= Exercise prompt =
Check each line of the records below for the word "mitte" and copy those where it appears.

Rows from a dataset
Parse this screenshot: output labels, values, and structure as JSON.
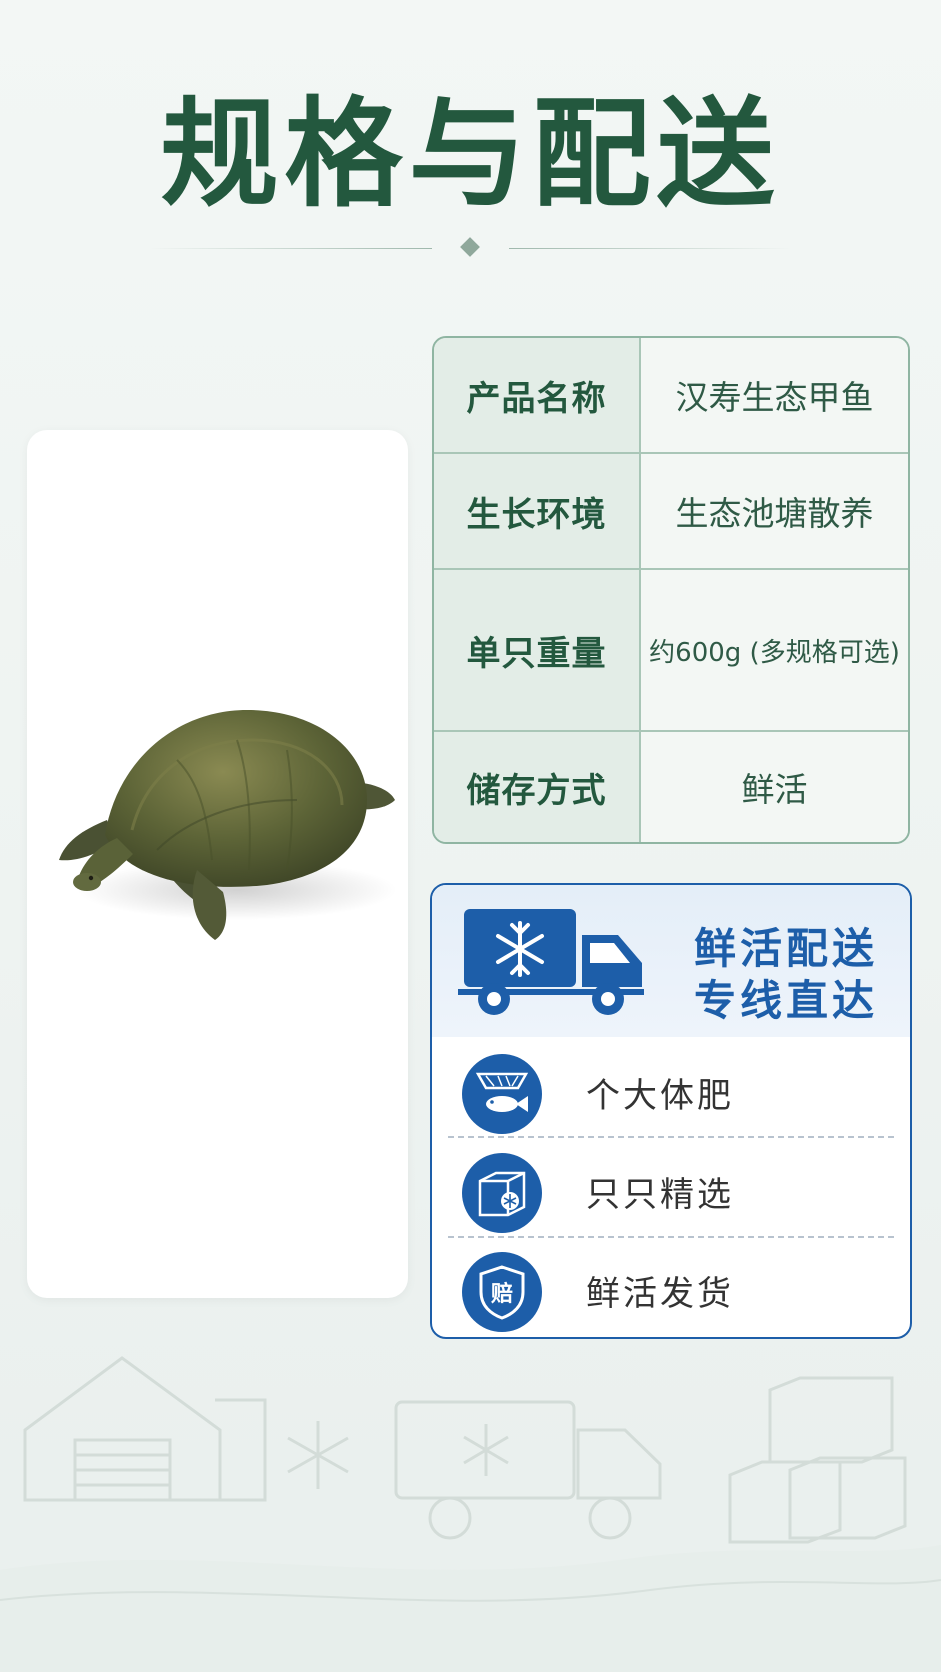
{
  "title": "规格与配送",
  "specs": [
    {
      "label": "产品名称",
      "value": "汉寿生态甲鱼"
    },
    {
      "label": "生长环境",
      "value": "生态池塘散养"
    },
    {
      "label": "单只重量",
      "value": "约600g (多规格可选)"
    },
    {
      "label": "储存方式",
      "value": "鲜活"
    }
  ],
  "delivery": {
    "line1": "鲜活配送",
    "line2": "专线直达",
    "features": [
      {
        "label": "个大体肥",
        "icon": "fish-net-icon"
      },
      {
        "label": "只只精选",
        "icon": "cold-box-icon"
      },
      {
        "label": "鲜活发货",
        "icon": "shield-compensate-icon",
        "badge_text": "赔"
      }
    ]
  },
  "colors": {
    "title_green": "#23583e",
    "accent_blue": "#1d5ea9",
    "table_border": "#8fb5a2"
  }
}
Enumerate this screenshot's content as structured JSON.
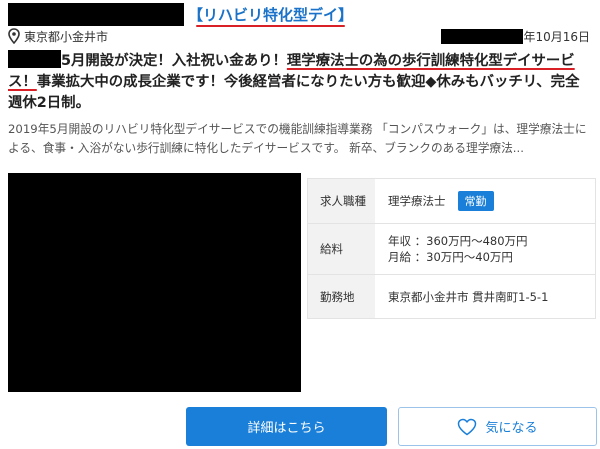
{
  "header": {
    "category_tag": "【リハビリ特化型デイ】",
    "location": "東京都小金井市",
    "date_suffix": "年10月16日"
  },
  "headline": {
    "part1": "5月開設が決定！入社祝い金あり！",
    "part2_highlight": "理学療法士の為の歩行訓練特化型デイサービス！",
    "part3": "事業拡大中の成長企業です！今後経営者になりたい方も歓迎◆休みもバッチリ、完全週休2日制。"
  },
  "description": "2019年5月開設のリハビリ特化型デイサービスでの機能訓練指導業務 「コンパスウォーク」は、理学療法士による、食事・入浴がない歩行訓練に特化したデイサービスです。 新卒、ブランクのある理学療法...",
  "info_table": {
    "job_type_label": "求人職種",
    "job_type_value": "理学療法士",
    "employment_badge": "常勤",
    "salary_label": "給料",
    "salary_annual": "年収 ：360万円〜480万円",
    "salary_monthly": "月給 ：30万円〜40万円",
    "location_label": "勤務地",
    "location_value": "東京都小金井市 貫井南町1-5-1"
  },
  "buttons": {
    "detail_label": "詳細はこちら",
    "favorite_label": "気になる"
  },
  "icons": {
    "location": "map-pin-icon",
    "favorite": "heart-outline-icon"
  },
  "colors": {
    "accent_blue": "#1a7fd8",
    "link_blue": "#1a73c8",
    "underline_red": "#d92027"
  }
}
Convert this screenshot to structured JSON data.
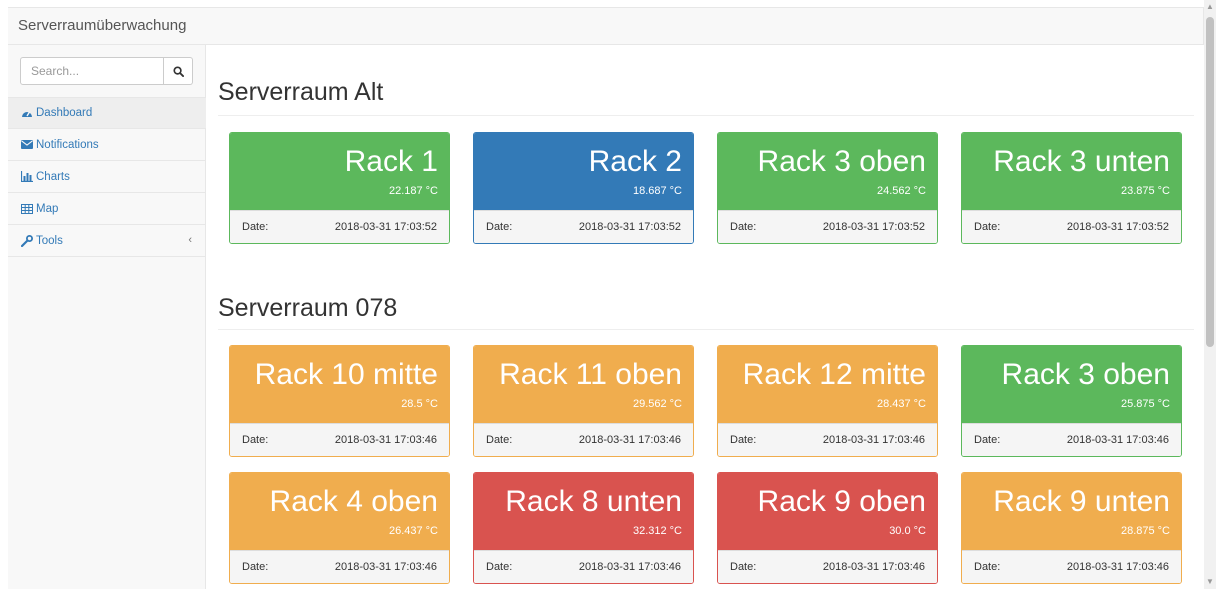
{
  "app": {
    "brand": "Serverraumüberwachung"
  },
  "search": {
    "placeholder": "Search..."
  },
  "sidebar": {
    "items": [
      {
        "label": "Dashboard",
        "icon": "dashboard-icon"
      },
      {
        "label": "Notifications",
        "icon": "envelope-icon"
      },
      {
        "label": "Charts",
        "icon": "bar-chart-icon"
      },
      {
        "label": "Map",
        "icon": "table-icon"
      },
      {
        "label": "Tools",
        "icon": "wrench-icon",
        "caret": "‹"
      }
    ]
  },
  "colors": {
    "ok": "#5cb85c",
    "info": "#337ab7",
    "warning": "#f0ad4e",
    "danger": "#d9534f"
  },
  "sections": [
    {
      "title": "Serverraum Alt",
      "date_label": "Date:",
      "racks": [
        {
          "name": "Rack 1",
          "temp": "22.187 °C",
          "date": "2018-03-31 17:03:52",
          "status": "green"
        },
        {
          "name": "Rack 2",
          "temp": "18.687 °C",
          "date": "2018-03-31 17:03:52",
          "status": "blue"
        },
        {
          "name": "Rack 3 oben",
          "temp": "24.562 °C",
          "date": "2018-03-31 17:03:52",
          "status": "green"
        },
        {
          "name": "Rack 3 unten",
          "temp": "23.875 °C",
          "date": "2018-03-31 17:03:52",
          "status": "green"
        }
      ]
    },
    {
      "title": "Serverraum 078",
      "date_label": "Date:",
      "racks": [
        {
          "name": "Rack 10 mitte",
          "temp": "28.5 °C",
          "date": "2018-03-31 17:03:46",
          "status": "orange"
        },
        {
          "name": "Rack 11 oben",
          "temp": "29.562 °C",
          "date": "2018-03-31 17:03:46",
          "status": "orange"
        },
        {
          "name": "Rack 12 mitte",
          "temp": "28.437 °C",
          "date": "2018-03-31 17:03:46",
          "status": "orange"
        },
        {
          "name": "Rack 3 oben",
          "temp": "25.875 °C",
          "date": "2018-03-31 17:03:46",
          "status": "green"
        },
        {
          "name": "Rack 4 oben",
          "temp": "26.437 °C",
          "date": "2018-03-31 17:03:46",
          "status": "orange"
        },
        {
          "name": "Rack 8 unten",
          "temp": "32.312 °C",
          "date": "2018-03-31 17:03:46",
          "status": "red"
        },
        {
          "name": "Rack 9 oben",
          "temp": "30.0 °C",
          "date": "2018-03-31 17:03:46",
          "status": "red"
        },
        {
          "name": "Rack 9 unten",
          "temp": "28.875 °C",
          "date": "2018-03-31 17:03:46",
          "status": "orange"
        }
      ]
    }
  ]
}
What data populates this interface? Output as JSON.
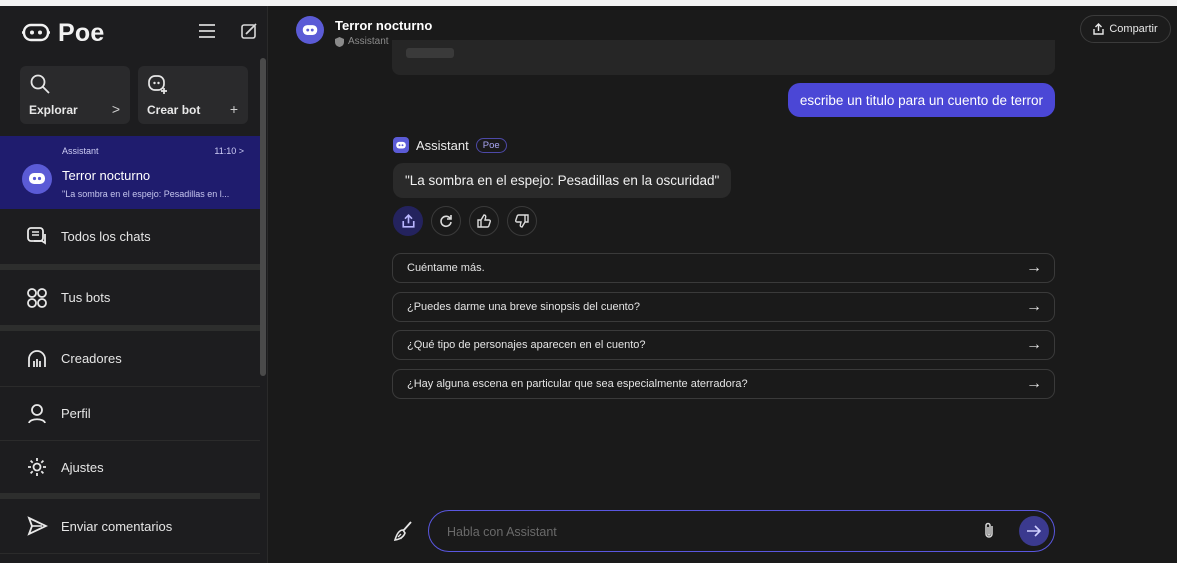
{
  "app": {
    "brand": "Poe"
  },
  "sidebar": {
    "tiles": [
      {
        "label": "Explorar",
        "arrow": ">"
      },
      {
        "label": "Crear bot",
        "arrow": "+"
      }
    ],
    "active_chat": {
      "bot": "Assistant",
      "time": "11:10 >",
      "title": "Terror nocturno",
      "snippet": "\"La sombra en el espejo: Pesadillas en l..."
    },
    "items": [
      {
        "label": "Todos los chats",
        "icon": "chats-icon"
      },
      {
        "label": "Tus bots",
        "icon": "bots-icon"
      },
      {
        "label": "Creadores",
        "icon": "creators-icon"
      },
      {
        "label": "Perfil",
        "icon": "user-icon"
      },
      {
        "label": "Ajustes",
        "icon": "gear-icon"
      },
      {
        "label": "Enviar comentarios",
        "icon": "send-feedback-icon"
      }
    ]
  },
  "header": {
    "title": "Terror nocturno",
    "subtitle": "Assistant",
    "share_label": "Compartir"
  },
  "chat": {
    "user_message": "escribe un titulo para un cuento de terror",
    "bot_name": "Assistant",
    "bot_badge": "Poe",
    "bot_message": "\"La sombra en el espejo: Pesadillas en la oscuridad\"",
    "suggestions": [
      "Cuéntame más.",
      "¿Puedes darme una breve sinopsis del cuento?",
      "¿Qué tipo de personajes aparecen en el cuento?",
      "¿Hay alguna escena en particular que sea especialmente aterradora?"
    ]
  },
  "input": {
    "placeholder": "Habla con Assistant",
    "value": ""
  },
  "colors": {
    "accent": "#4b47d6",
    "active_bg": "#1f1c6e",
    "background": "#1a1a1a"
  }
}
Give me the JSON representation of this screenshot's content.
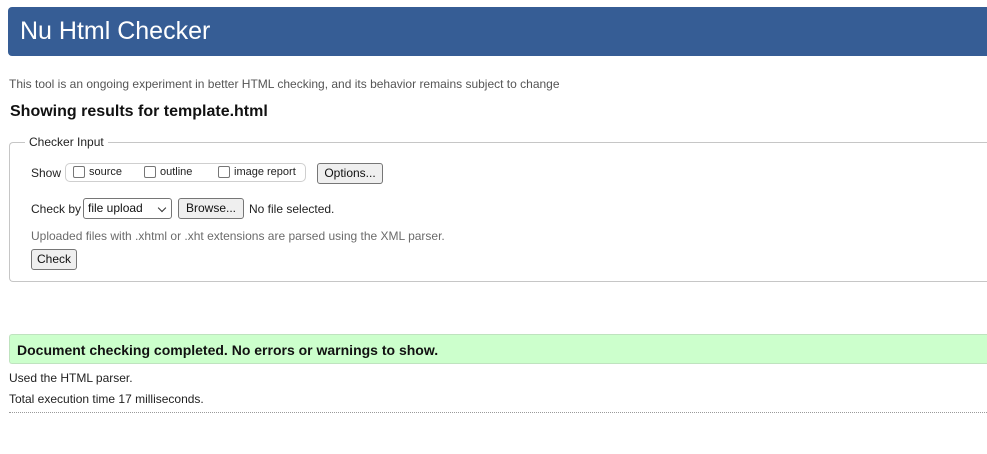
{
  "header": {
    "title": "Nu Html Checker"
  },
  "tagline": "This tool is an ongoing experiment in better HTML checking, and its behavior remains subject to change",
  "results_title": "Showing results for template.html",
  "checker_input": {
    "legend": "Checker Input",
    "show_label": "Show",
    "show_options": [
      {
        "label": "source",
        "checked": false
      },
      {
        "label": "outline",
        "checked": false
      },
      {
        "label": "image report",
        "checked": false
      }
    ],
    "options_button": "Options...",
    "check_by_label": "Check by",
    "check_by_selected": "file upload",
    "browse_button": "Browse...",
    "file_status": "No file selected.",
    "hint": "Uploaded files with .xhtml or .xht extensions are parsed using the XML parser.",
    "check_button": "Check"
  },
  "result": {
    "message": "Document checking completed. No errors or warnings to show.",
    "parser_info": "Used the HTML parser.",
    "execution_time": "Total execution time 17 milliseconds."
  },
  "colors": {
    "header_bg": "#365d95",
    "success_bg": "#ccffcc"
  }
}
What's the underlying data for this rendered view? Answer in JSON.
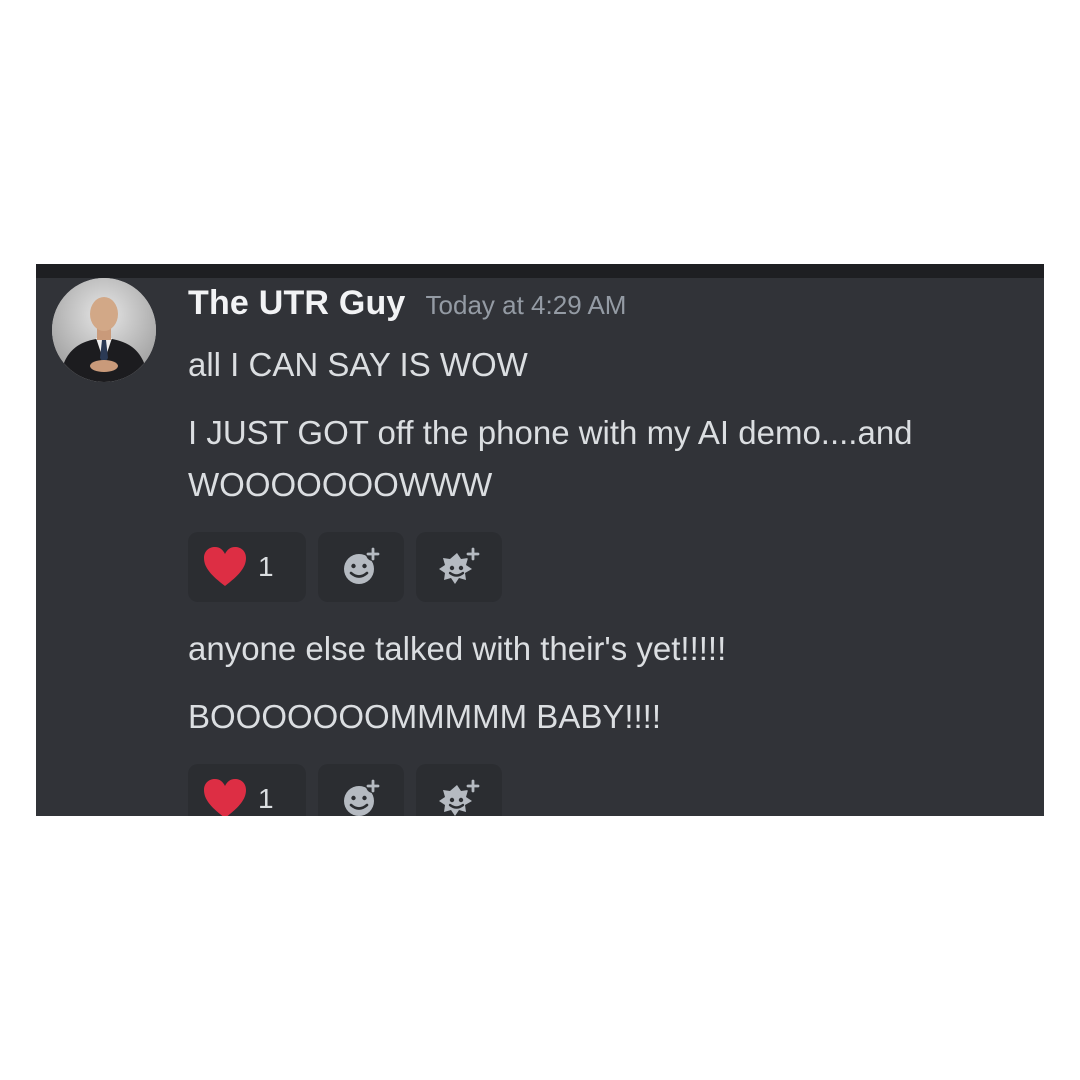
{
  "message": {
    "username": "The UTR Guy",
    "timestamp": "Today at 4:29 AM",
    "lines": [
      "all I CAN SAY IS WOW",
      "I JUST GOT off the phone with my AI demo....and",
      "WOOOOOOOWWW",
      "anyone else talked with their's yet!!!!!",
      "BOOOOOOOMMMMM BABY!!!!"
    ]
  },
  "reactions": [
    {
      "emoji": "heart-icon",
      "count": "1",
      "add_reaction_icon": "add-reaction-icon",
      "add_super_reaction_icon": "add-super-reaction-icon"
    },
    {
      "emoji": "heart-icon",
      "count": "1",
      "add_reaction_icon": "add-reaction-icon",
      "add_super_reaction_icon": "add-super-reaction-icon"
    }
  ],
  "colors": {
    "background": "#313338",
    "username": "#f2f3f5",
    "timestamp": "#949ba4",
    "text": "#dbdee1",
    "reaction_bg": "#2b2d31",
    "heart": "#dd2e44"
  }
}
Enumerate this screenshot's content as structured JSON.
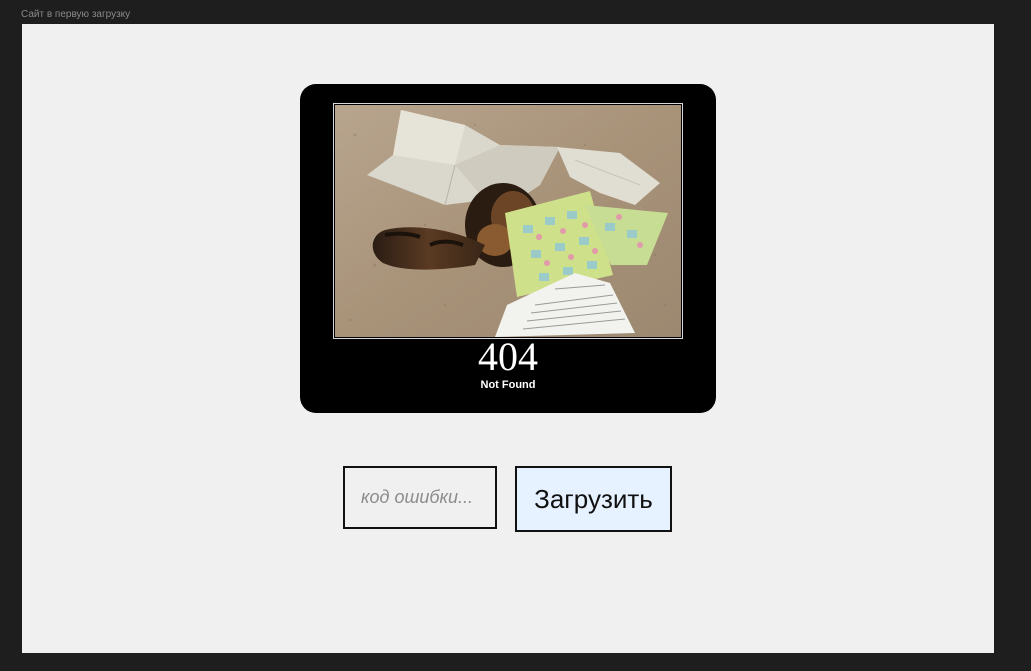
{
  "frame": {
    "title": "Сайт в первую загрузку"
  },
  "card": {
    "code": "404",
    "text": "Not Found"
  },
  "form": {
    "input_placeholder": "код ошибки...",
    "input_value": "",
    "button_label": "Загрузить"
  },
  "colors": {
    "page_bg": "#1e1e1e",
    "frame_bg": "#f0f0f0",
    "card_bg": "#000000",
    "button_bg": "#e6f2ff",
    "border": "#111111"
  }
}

= Expected output =
          "name": "Rack 10 mitte",
          "name": "Rack 12 mitte",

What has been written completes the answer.